▶ GIVEN INSTRUCTION
Give the records back in full, exactly as they read.

------ PROVIDED MATERIAL ------

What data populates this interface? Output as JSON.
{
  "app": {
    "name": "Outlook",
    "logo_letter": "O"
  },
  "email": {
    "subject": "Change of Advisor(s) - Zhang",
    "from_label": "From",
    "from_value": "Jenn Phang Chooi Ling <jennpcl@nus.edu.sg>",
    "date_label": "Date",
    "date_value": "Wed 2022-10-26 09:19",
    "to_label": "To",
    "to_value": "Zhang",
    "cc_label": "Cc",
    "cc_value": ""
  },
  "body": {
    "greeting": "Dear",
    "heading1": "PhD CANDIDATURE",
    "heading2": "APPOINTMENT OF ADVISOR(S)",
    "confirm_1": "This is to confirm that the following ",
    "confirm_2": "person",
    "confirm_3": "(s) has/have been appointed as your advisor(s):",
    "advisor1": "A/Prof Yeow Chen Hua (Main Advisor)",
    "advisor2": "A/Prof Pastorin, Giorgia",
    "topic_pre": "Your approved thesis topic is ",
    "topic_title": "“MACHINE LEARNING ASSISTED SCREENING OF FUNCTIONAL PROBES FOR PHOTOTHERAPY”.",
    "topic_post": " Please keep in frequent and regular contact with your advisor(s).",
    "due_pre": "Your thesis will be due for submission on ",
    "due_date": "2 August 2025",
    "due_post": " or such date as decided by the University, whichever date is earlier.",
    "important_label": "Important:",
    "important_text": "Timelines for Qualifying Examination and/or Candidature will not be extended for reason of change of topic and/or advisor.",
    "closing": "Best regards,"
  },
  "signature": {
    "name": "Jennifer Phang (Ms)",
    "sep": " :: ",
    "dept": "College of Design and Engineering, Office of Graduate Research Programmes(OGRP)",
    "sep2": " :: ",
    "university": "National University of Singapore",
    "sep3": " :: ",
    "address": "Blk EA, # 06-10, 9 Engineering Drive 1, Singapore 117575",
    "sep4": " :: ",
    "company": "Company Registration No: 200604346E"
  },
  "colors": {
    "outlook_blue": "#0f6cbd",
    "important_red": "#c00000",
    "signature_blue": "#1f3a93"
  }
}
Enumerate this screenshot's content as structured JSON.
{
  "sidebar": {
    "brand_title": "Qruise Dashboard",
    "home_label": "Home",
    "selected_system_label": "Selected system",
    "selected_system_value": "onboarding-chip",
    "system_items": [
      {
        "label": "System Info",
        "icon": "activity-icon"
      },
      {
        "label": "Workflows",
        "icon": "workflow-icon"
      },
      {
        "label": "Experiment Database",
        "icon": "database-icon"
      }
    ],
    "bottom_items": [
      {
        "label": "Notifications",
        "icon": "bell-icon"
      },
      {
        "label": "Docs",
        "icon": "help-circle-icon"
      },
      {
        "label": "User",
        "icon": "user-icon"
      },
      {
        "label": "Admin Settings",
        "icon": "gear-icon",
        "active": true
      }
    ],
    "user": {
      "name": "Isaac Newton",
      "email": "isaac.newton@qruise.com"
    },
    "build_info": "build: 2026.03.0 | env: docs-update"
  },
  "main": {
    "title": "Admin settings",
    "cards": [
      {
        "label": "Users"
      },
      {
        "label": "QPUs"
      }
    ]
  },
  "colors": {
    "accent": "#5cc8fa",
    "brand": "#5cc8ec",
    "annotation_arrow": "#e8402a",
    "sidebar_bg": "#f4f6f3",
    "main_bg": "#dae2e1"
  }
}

------

▶ EXERCISE RESPONSE
What data populates this interface? Output as JSON.
{
  "app": {
    "name": "Outlook",
    "logo_letter": "O"
  },
  "email": {
    "subject": "Change of Advisor(s) - Zhang",
    "from_label": "From",
    "from_value": "Jenn Phang Chooi Ling <jennpcl@nus.edu.sg>",
    "date_label": "Date",
    "date_value": "Wed 2022-10-26 09:19",
    "to_label": "To",
    "to_value": "Zhang",
    "cc_label": "Cc",
    "cc_value": ""
  },
  "body": {
    "greeting": "Dear",
    "heading1": "PhD CANDIDATURE",
    "heading2": "APPOINTMENT OF ADVISOR(S)",
    "confirm_1": "This is to confirm that the following ",
    "confirm_2": "person",
    "confirm_3": "(s) has/have been appointed as your advisor(s):",
    "advisor1": "A/Prof Yeow Chen Hua (Main Advisor)",
    "advisor2": "A/Prof Pastorin, Giorgia",
    "topic_pre": "Your approved thesis topic is ",
    "topic_title": "“MACHINE LEARNING ASSISTED SCREENING OF FUNCTIONAL PROBES FOR PHOTOTHERAPY”.",
    "topic_post": " Please keep in frequent and regular contact with your advisor(s).",
    "due_pre": "Your thesis will be due for submission on ",
    "due_date": "2 August 2025",
    "due_post": " or such date as decided by the University, whichever date is earlier.",
    "important_label": "Important:",
    "important_text": "Timelines for Qualifying Examination and/or Candidature will not be extended for reason of change of topic and/or advisor.",
    "closing": "Best regards,"
  },
  "signature": {
    "name": "Jennifer Phang (Ms)",
    "sep": " :: ",
    "dept": "College of Design and Engineering, Office of Graduate Research Programmes(OGRP)",
    "sep2": " :: ",
    "university": "National University of Singapore",
    "sep3": " :: ",
    "address": "Blk EA, # 06-10, 9 Engineering Drive 1, Singapore 117575",
    "sep4": " :: ",
    "company": "Company Registration No: 200604346E"
  },
  "colors": {
    "outlook_blue": "#0f6cbd",
    "important_red": "#c00000",
    "signature_blue": "#1f3a93"
  }
}
Enumerate this screenshot's content as structured JSON.
{
  "sidebar": {
    "brand_title": "Qruise Dashboard",
    "home_label": "Home",
    "selected_system_label": "Selected system",
    "selected_system_value": "onboarding-chip",
    "system_items": [
      {
        "label": "System Info",
        "icon": "activity-icon"
      },
      {
        "label": "Workflows",
        "icon": "workflow-icon"
      },
      {
        "label": "Experiment Database",
        "icon": "database-icon"
      }
    ],
    "bottom_items": [
      {
        "label": "Notifications",
        "icon": "bell-icon"
      },
      {
        "label": "Docs",
        "icon": "help-circle-icon"
      },
      {
        "label": "User",
        "icon": "user-icon"
      },
      {
        "label": "Admin Settings",
        "icon": "gear-icon",
        "active": true
      }
    ],
    "user": {
      "name": "Isaac Newton",
      "email": "isaac.newton@qruise.com"
    },
    "build_info": "build: 2026.03.0 | env: docs-update"
  },
  "main": {
    "title": "Admin settings",
    "cards": [
      {
        "label": "Users"
      },
      {
        "label": "QPUs"
      }
    ]
  },
  "colors": {
    "accent": "#5cc8fa",
    "brand": "#5cc8ec",
    "annotation_arrow": "#e8402a",
    "sidebar_bg": "#f4f6f3",
    "main_bg": "#dae2e1"
  }
}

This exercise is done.